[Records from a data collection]
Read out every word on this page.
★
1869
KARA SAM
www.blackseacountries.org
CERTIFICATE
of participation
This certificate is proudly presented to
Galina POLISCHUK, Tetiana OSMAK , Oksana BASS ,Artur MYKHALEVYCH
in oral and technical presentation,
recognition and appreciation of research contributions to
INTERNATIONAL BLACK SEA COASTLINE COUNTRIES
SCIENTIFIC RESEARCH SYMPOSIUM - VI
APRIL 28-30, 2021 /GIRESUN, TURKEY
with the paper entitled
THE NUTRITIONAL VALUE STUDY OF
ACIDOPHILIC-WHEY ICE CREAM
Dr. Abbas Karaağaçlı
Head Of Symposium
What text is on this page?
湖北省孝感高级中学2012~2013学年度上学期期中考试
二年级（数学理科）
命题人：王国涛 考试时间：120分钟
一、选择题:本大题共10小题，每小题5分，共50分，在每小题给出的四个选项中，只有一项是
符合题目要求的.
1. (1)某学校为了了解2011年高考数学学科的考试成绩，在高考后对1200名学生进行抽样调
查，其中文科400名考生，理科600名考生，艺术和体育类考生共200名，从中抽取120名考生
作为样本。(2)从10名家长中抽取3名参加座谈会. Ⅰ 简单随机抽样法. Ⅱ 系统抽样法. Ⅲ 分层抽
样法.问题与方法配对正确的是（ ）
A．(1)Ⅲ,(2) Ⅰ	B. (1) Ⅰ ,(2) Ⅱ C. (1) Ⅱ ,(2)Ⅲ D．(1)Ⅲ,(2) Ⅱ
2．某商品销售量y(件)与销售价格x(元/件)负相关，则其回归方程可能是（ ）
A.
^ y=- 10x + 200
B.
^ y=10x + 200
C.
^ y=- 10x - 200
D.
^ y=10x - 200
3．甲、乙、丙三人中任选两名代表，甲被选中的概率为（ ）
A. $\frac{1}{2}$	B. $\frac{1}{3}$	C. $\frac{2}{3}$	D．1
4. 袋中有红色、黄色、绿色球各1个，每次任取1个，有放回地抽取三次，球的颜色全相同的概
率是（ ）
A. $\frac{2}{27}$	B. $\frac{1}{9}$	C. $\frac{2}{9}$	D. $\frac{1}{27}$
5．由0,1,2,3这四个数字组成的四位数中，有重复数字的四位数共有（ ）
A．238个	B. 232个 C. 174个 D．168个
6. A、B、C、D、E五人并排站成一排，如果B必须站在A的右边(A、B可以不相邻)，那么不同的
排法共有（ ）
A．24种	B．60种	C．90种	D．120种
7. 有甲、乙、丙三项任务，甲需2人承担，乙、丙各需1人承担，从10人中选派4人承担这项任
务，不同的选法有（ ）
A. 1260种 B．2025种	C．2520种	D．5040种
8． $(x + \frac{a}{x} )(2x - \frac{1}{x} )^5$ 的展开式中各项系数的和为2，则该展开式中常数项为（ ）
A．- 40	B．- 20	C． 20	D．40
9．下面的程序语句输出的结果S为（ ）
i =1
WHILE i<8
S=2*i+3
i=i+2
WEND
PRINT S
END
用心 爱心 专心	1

WHAT IS REQUIRED: Copy out exactly the lines between the line with "What text is on this page?" and the last line of the entries, counting both of those lines.

RESULT FOR THIS EXERCISE:
What text is on this page?
湖北省孝感高级中学2012~2013学年度上学期期中考试
二年级（数学理科）
命题人：王国涛 考试时间：120分钟
一、选择题:本大题共10小题，每小题5分，共50分，在每小题给出的四个选项中，只有一项是
符合题目要求的.
1. (1)某学校为了了解2011年高考数学学科的考试成绩，在高考后对1200名学生进行抽样调
查，其中文科400名考生，理科600名考生，艺术和体育类考生共200名，从中抽取120名考生
作为样本。(2)从10名家长中抽取3名参加座谈会. Ⅰ 简单随机抽样法. Ⅱ 系统抽样法. Ⅲ 分层抽
样法.问题与方法配对正确的是（ ）
A．(1)Ⅲ,(2) Ⅰ	B. (1) Ⅰ ,(2) Ⅱ C. (1) Ⅱ ,(2)Ⅲ D．(1)Ⅲ,(2) Ⅱ
2．某商品销售量y(件)与销售价格x(元/件)负相关，则其回归方程可能是（ ）
A.
^ y=- 10x + 200
B.
^ y=10x + 200
C.
^ y=- 10x - 200
D.
^ y=10x - 200
3．甲、乙、丙三人中任选两名代表，甲被选中的概率为（ ）
A. $\frac{1}{2}$	B. $\frac{1}{3}$	C. $\frac{2}{3}$	D．1
4. 袋中有红色、黄色、绿色球各1个，每次任取1个，有放回地抽取三次，球的颜色全相同的概
率是（ ）
A. $\frac{2}{27}$	B. $\frac{1}{9}$	C. $\frac{2}{9}$	D. $\frac{1}{27}$
5．由0,1,2,3这四个数字组成的四位数中，有重复数字的四位数共有（ ）
A．238个	B. 232个 C. 174个 D．168个
6. A、B、C、D、E五人并排站成一排，如果B必须站在A的右边(A、B可以不相邻)，那么不同的
排法共有（ ）
A．24种	B．60种	C．90种	D．120种
7. 有甲、乙、丙三项任务，甲需2人承担，乙、丙各需1人承担，从10人中选派4人承担这项任
务，不同的选法有（ ）
A. 1260种 B．2025种	C．2520种	D．5040种
8． $(x + \frac{a}{x} )(2x - \frac{1}{x} )^5$ 的展开式中各项系数的和为2，则该展开式中常数项为（ ）
A．- 40	B．- 20	C． 20	D．40
9．下面的程序语句输出的结果S为（ ）
i =1
WHILE i<8
S=2*i+3
i=i+2
WEND
PRINT S
END
用心 爱心 专心	1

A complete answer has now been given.